- **EXERCISE DESCRIPTION**: Report each line of the listing below that contains the word "elements", counting only matches with the same capitalization.

- **DATA FOR THIS TASK**:

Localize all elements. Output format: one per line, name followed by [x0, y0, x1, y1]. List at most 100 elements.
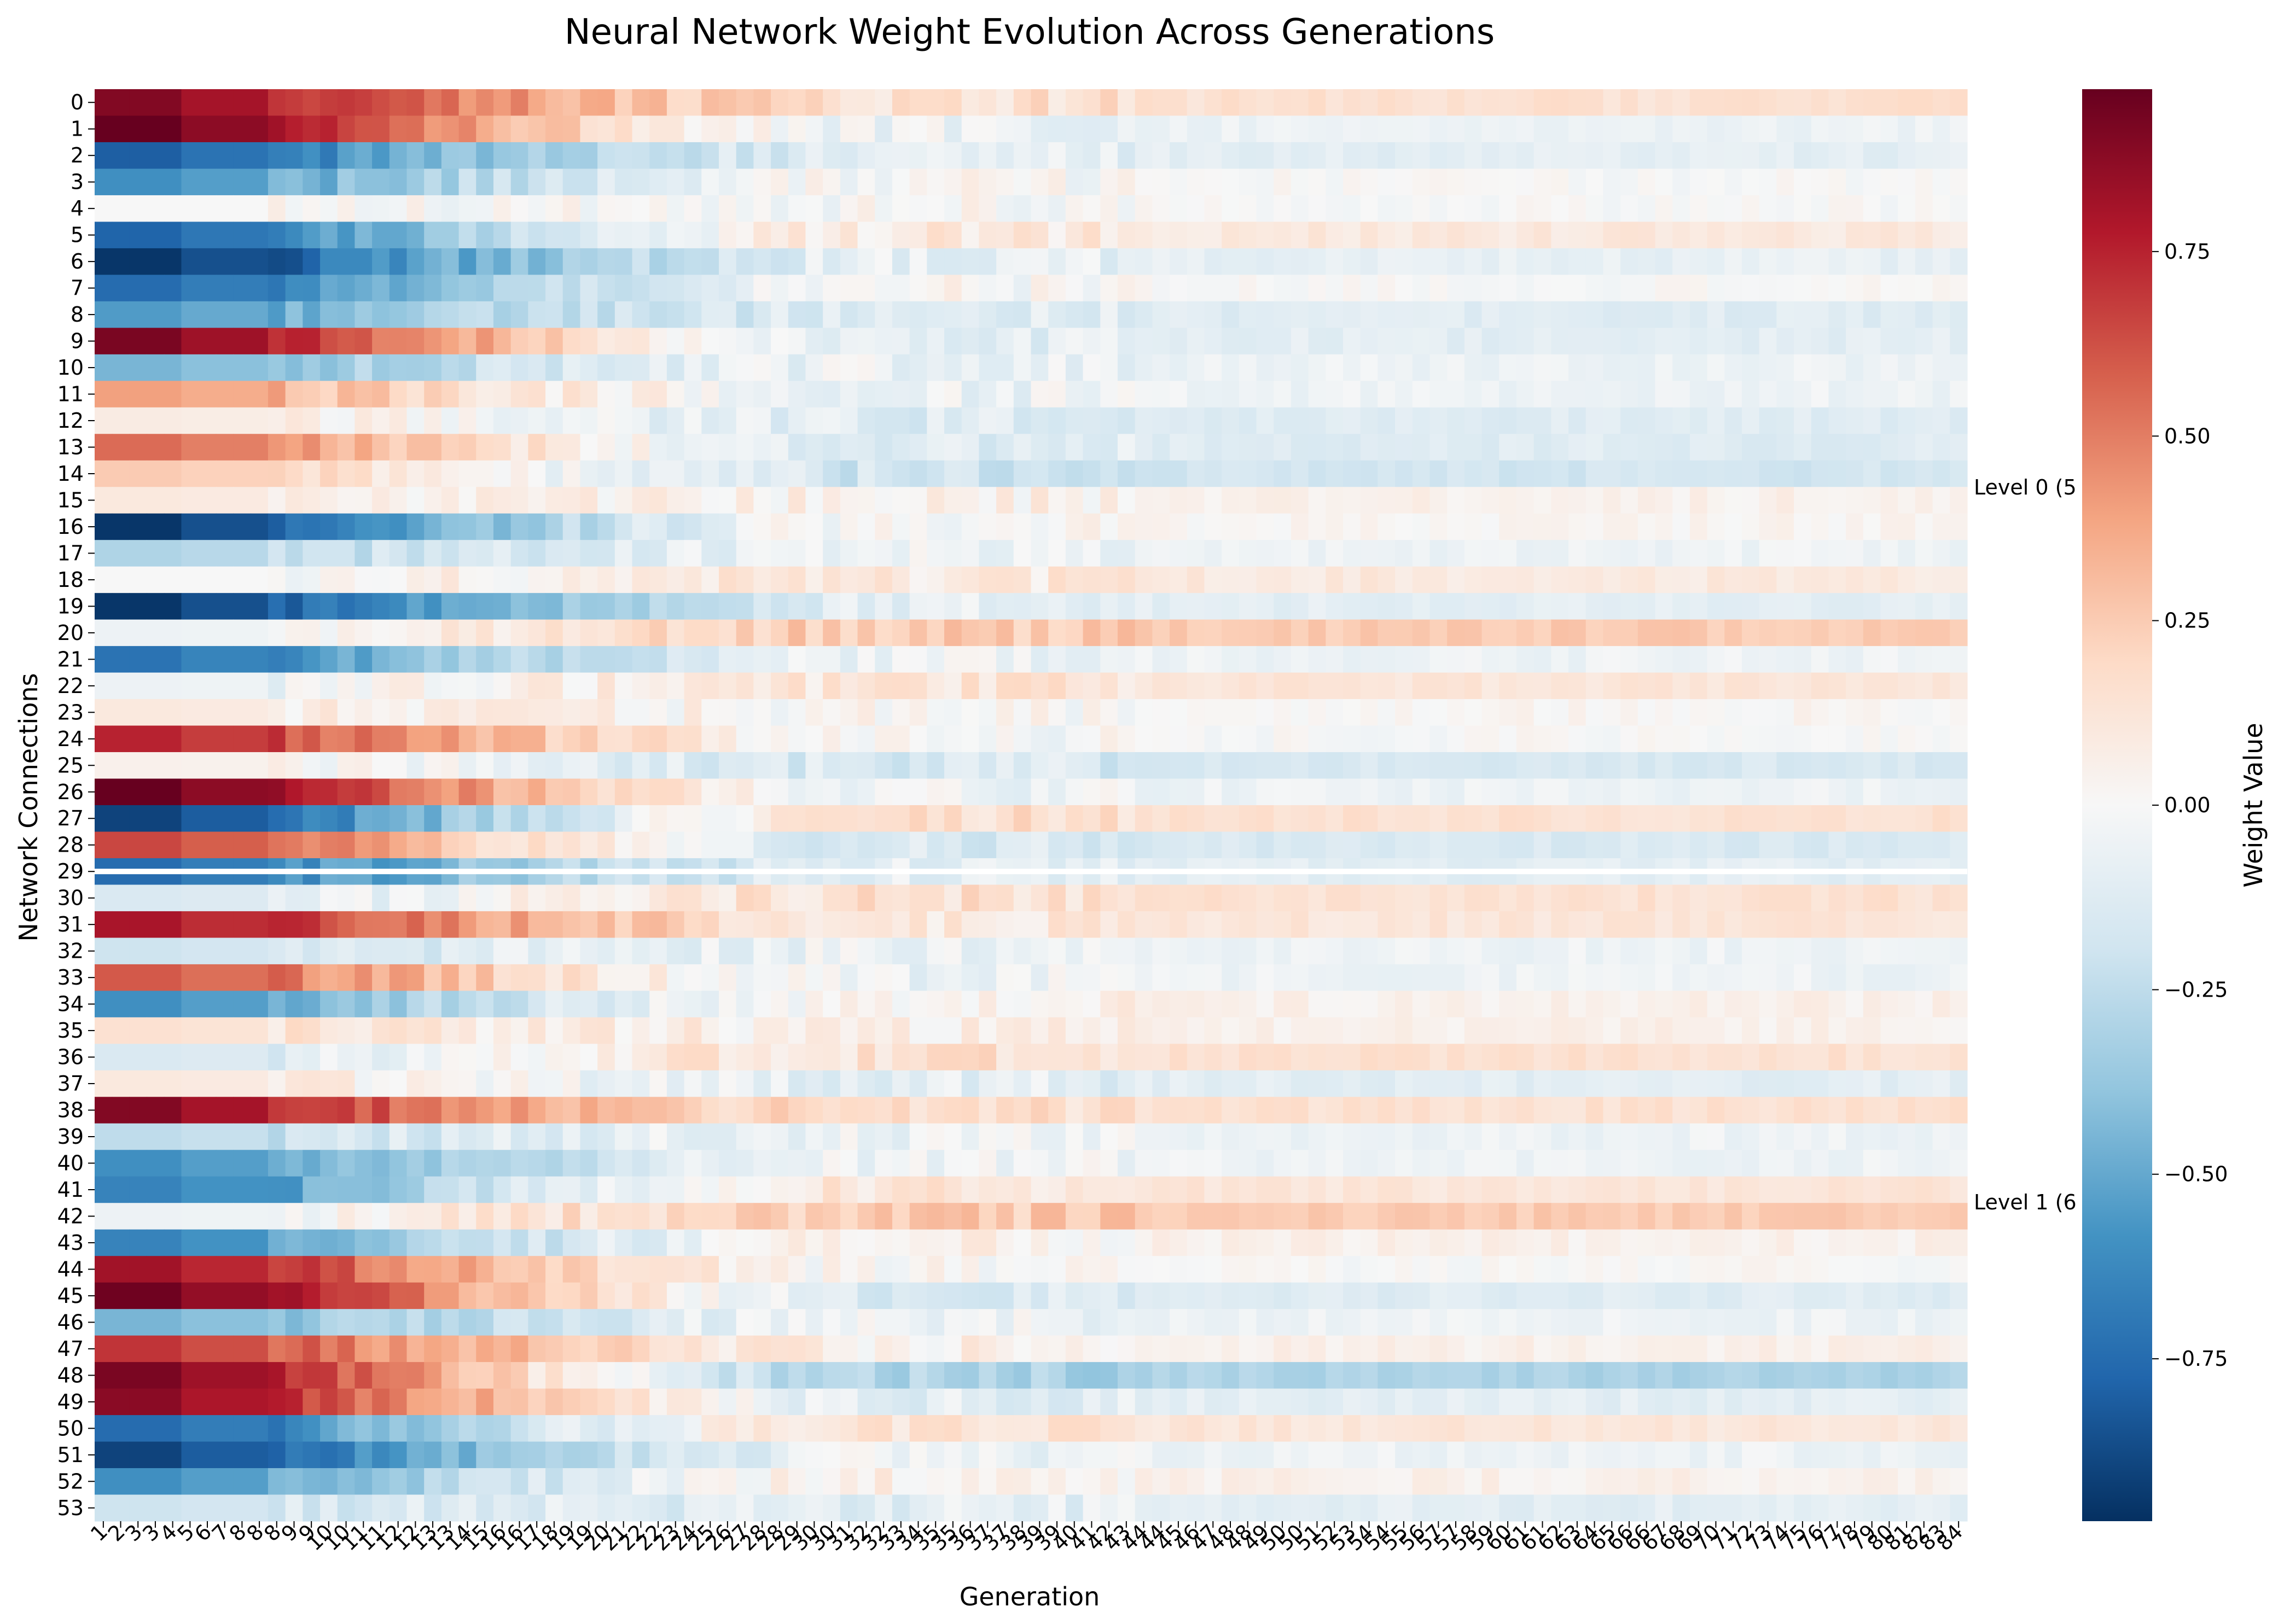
heatmap-cell — [1204, 1176, 1222, 1203]
heatmap-cell — [614, 1097, 633, 1124]
heatmap-cell — [1170, 115, 1188, 143]
heatmap-cell — [268, 1282, 286, 1309]
heatmap-cell — [320, 991, 338, 1018]
heatmap-cell — [1950, 593, 1968, 620]
heatmap-cell — [632, 168, 650, 196]
heatmap-cell — [875, 752, 893, 779]
heatmap-cell — [1447, 168, 1465, 196]
heatmap-cell — [771, 1282, 789, 1309]
heatmap-cell — [268, 1017, 286, 1044]
heatmap-cell — [1152, 593, 1170, 620]
heatmap-cell — [1655, 1176, 1673, 1203]
heatmap-cell — [823, 513, 841, 540]
heatmap-cell — [1378, 566, 1396, 593]
heatmap-cell — [771, 381, 789, 408]
heatmap-cell — [1551, 301, 1569, 328]
heatmap-cell — [199, 1229, 217, 1256]
heatmap-cell — [1274, 328, 1292, 355]
heatmap-cell — [493, 1150, 512, 1177]
heatmap-cell — [1048, 222, 1066, 249]
heatmap-cell — [354, 1123, 373, 1150]
heatmap-cell — [1759, 1282, 1777, 1309]
heatmap-cell — [1256, 248, 1274, 275]
heatmap-cell — [1100, 1229, 1118, 1256]
heatmap-cell — [1204, 752, 1222, 779]
heatmap-cell — [1499, 434, 1517, 461]
heatmap-cell — [892, 1097, 910, 1124]
heatmap-cell — [1689, 805, 1708, 833]
heatmap-cell — [597, 646, 615, 673]
heatmap-cell — [1031, 354, 1049, 381]
heatmap-cell — [268, 1256, 286, 1283]
heatmap-cell — [996, 938, 1014, 965]
heatmap-cell — [1274, 1229, 1292, 1256]
heatmap-cell — [1533, 1097, 1551, 1124]
heatmap-cell — [1568, 1150, 1586, 1177]
heatmap-cell — [788, 938, 806, 965]
heatmap-cell — [1204, 1070, 1222, 1097]
heatmap-cell — [1152, 168, 1170, 196]
heatmap-cell — [147, 275, 165, 302]
heatmap-cell — [147, 1203, 165, 1230]
heatmap-cell — [424, 275, 442, 302]
heatmap-cell — [1308, 1282, 1326, 1309]
heatmap-cell — [181, 407, 199, 434]
heatmap-cell — [719, 115, 737, 143]
heatmap-cell — [1239, 487, 1257, 514]
heatmap-cell — [1898, 540, 1916, 567]
heatmap-cell — [1915, 884, 1933, 912]
heatmap-cell — [1187, 195, 1205, 223]
heatmap-cell — [753, 354, 771, 381]
heatmap-cell — [666, 1203, 685, 1230]
heatmap-cell — [181, 1203, 199, 1230]
heatmap-cell — [597, 1256, 615, 1283]
heatmap-cell — [632, 566, 650, 593]
heatmap-cell — [337, 778, 356, 806]
heatmap-cell — [1117, 1017, 1136, 1044]
heatmap-cell — [875, 1070, 893, 1097]
heatmap-cell — [1100, 964, 1118, 991]
heatmap-cell — [961, 168, 980, 196]
heatmap-cell — [337, 566, 356, 593]
heatmap-cell — [1689, 89, 1708, 117]
heatmap-cell — [129, 301, 147, 328]
heatmap-cell — [1603, 831, 1621, 859]
heatmap-cell — [649, 1203, 667, 1230]
heatmap-cell — [1429, 672, 1448, 700]
heatmap-cell — [1395, 195, 1413, 223]
heatmap-cell — [909, 540, 927, 567]
heatmap-cell — [1447, 1282, 1465, 1309]
heatmap-cell — [1603, 593, 1621, 620]
heatmap-cell — [1794, 593, 1812, 620]
heatmap-cell — [1499, 381, 1517, 408]
heatmap-cell — [1100, 460, 1118, 487]
heatmap-cell — [1117, 168, 1136, 196]
heatmap-cell — [684, 884, 702, 912]
heatmap-cell — [753, 89, 771, 117]
heatmap-cell — [632, 142, 650, 170]
heatmap-cell — [164, 566, 182, 593]
heatmap-cell — [406, 1097, 425, 1124]
heatmap-cell — [268, 301, 286, 328]
heatmap-cell — [753, 1229, 771, 1256]
heatmap-cell — [649, 911, 667, 939]
heatmap-cell — [1187, 646, 1205, 673]
heatmap-cell — [458, 434, 476, 461]
heatmap-cell — [1759, 1176, 1777, 1203]
heatmap-cell — [788, 1229, 806, 1256]
heatmap-cell — [1378, 328, 1396, 355]
heatmap-cell — [961, 540, 980, 567]
heatmap-cell — [1343, 328, 1361, 355]
heatmap-cell — [112, 540, 130, 567]
heatmap-cell — [701, 460, 719, 487]
heatmap-cell — [1395, 1070, 1413, 1097]
heatmap-cell — [476, 434, 494, 461]
heatmap-cell — [1308, 1123, 1326, 1150]
heatmap-cell — [389, 672, 408, 700]
heatmap-cell — [614, 1282, 633, 1309]
heatmap-cell — [1672, 831, 1690, 859]
heatmap-cell — [337, 540, 356, 567]
heatmap-cell — [389, 1176, 408, 1203]
heatmap-cell — [875, 381, 893, 408]
heatmap-cell — [112, 805, 130, 833]
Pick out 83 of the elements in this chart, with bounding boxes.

- **FINAL RESULT**:
Localize all elements. Output format: one per line, name followed by [x0, y0, x1, y1]. List at most 100 elements.
Pick out 83 of the elements in this chart, with bounding boxes.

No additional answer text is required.